◆ 課題 1 ◆
本文の内容を2文で要約せよ。
◆ 課題 2 ◆
本文のうち、「2018年はシットな年だった」から「貢献できることがないんだよ。」までを、両端を含めてそのまま書き写してください。

◆ 本文 ◆
* * * *
彼女は先日、コロナ・ウイルスの影響を大いに被っている都市の一つであるロンドンから、外出禁止期間に新EP『Drop 6』をリリースした。作品は「自粛」の雰囲気とは正反対のアップテンポで、活気に満ちたオープニング・トラック「might bang, might not」で幕を開ける。作品だけを聴くと、サウンド、リリックのどちらからも、彼女から重圧や、外出禁止から来る重々しい雰囲気は感じない。しかし、そんな軽快なサウンドも彼女が自粛期間にある「戦い」を乗り越えたからこそだ。

2週間前の4月25日、インスタグラムにて以下のメッセージを投稿したSimz。自粛期間の彼女自身の生活、そしてEPの制作を綴った文章には、彼女の苦悩と、ネガティブな自分との戦い、それを乗り越えたというストーリーが描かれていた。

“ 私は孤独を気にしない。実際、一人をとても楽しんでるの。でも、一人でいることを選ぶのと、一人でいることを強制されるのは、違った難しさがあると思う。

24時間常に自分と向き合うことになるの。昼寝は1日に1度しか出来ないし。世界が止まると、こんなことになるんだね。

2018年はシットな年だった。控えめに言ってもね。2019年は私の人生でベストな年だったかも。好きなことができて、しかも調子が良くてね。私は仕事中毒なの。常にそうだったし、多分これからもそう。

静寂を保とうとするのは難しいよ。私は習慣に沿って生きる人間。私をよく知っている人なら、私の安らぎが、この頭に巻かれた赤と黒のスカーフ、暖かいお湯、ソファーとブランケットさえあれば育まれると知ってるよね。私は満足してる。

この孤独な状況が自分のメンタル・ヘルスにどんな影響を与えているかを考えてみたの。そして私の強烈なまでの感情がどれほど抑圧されているかにスポットを当てて、よく考えてみた。

私は泣くのが嫌い。泣くと自分が弱い気がするから。でもこの1ヶ月は沢山涙が出たの。何となく、何かに圧倒されている気がして。世界が滅茶苦茶だから、私は何も価値のあるものを届けられない気がしてるの。私が「本当の意味で」貢献できることがないんだよ。
* * * *
◆ 提示された項目 ◆
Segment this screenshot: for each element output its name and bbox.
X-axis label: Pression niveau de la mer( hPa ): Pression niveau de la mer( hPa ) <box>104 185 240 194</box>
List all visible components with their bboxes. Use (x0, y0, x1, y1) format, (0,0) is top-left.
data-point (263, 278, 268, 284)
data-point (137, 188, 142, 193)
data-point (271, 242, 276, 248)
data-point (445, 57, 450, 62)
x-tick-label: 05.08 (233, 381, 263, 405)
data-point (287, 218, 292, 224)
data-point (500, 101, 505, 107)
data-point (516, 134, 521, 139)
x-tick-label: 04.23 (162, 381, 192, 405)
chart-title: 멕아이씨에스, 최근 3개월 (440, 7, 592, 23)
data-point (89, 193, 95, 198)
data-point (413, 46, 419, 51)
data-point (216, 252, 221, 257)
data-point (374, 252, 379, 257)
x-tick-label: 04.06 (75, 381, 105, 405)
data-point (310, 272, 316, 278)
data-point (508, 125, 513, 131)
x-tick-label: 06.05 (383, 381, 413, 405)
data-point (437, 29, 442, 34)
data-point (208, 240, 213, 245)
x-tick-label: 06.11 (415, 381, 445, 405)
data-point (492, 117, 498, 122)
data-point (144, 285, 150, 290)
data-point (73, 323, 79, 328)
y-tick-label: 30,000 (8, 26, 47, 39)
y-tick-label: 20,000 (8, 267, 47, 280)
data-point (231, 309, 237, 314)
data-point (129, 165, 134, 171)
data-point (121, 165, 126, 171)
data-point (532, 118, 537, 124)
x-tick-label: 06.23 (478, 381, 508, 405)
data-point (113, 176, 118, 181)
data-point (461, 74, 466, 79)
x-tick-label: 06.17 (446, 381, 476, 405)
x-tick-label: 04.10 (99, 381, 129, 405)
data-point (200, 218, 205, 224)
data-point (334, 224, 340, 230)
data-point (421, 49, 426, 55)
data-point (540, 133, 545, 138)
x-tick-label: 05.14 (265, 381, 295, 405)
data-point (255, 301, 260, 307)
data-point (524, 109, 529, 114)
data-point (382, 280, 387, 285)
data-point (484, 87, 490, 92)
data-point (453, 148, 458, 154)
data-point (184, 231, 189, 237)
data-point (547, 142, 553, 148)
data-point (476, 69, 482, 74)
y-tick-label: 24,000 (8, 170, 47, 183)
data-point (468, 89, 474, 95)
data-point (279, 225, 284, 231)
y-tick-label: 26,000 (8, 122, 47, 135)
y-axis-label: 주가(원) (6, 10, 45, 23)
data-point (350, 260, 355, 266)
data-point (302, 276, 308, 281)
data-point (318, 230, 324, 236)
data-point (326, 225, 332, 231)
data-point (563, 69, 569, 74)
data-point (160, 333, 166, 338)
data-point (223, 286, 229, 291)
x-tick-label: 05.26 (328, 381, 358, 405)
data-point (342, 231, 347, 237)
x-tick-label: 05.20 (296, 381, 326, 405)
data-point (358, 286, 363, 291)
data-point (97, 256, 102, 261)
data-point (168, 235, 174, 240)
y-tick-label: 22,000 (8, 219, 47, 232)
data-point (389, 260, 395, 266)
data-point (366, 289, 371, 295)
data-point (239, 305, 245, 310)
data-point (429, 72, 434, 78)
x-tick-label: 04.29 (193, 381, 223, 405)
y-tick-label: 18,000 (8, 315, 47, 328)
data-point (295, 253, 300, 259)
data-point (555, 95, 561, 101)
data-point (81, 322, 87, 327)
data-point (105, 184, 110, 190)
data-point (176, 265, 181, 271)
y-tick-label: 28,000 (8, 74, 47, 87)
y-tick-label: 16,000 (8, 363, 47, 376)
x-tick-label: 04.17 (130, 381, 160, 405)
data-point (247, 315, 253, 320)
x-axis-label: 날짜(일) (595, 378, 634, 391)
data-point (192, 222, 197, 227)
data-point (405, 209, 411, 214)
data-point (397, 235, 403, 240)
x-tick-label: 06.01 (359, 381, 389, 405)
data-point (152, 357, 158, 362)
* * * *
◆ 解答欄 1 ◆
Simzは、コロナ・ウイルスの影響を大いに被っているロンドンから外出禁止期間に新EP『Drop 6』をリリースし、作品は「自粛」の雰囲気とは正反対のアップテンポな「might bang, might not」で幕を開ける。4月25日のインスタグラムへの投稿では、自粛期間の生活とEPの制作を綴り、一人でいることを強制される難しさや、この1ヶ月に沢山涙が出たことを明かして、苦悩やネガティブな自分との戦いとそれを乗り越えたストーリーを描いていた。

◆ 解答欄 2 ◆
2018年はシットな年だった。控えめに言ってもね。2019年は私の人生でベストな年だったかも。好きなことができて、しかも調子が良くてね。私は仕事中毒なの。常にそうだったし、多分これからもそう。

静寂を保とうとするのは難しいよ。私は習慣に沿って生きる人間。私をよく知っている人なら、私の安らぎが、この頭に巻かれた赤と黒のスカーフ、暖かいお湯、ソファーとブランケットさえあれば育まれると知ってるよね。私は満足してる。

この孤独な状況が自分のメンタル・ヘルスにどんな影響を与えているかを考えてみたの。そして私の強烈なまでの感情がどれほど抑圧されているかにスポットを当てて、よく考えてみた。

私は泣くのが嫌い。泣くと自分が弱い気がするから。でもこの1ヶ月は沢山涙が出たの。何となく、何かに圧倒されている気がして。世界が滅茶苦茶だから、私は何も価値のあるものを届けられない気がしてるの。私が「本当の意味で」貢献できることがないんだよ。